## What you should do
Output the material beneath this task exactly, images excluded.

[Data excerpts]
───

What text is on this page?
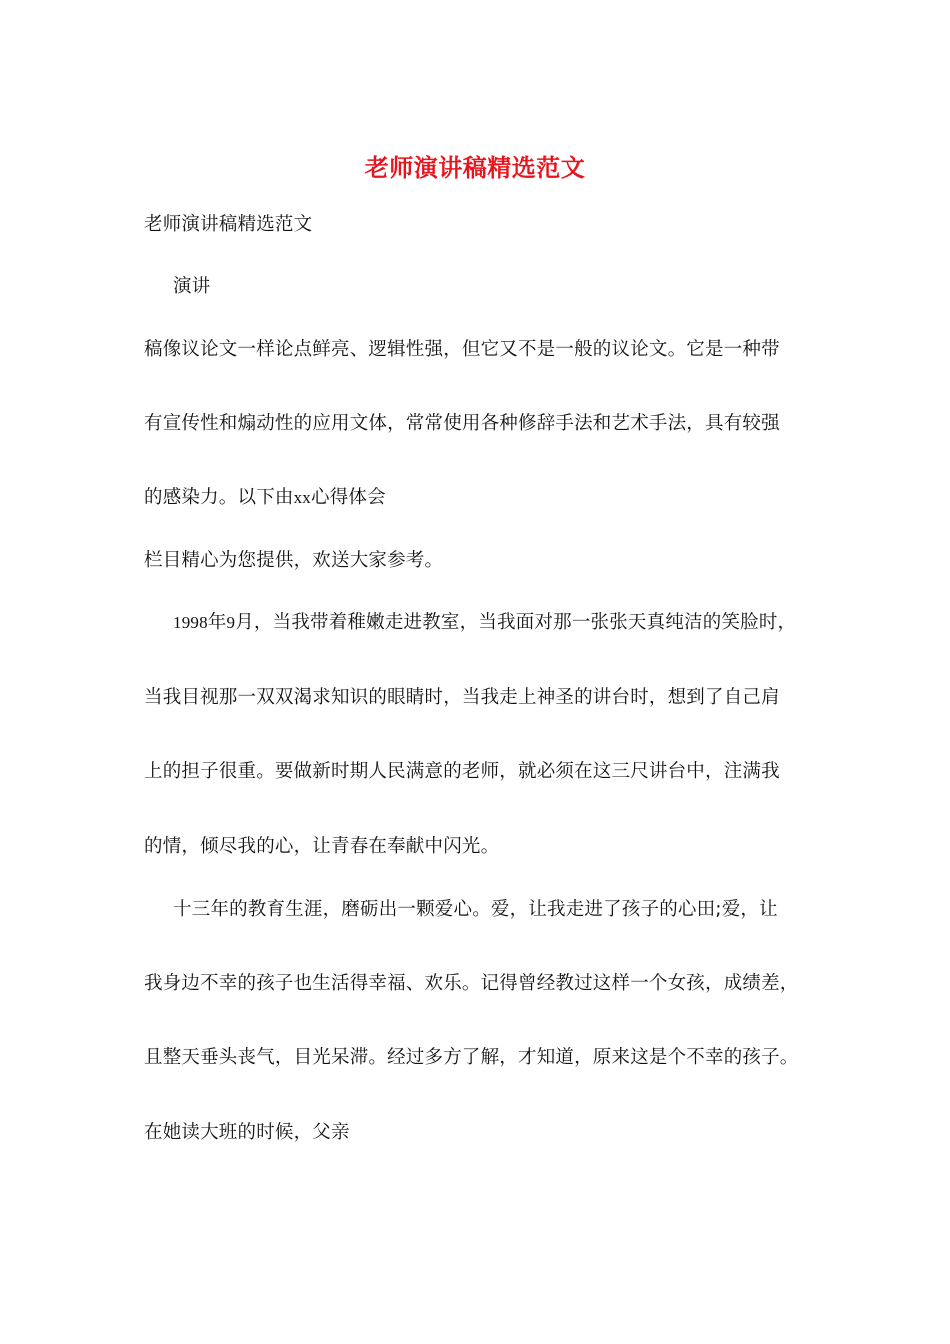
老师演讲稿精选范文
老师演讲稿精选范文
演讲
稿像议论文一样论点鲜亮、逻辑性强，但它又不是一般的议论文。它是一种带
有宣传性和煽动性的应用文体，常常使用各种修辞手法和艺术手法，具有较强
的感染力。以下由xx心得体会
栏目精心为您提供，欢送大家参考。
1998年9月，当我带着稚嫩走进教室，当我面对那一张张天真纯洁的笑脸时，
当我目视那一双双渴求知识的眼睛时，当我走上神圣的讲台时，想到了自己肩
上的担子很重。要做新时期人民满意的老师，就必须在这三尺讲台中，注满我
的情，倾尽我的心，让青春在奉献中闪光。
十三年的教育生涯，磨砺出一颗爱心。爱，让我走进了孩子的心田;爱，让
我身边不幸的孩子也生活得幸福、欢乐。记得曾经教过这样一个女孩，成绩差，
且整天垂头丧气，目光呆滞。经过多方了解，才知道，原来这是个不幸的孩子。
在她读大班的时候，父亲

───

## Completed exercise
What text is on this page?
老师演讲稿精选范文
老师演讲稿精选范文
演讲
稿像议论文一样论点鲜亮、逻辑性强，但它又不是一般的议论文。它是一种带
有宣传性和煽动性的应用文体，常常使用各种修辞手法和艺术手法，具有较强
的感染力。以下由xx心得体会
栏目精心为您提供，欢送大家参考。
1998年9月，当我带着稚嫩走进教室，当我面对那一张张天真纯洁的笑脸时，
当我目视那一双双渴求知识的眼睛时，当我走上神圣的讲台时，想到了自己肩
上的担子很重。要做新时期人民满意的老师，就必须在这三尺讲台中，注满我
的情，倾尽我的心，让青春在奉献中闪光。
十三年的教育生涯，磨砺出一颗爱心。爱，让我走进了孩子的心田;爱，让
我身边不幸的孩子也生活得幸福、欢乐。记得曾经教过这样一个女孩，成绩差，
且整天垂头丧气，目光呆滞。经过多方了解，才知道，原来这是个不幸的孩子。
在她读大班的时候，父亲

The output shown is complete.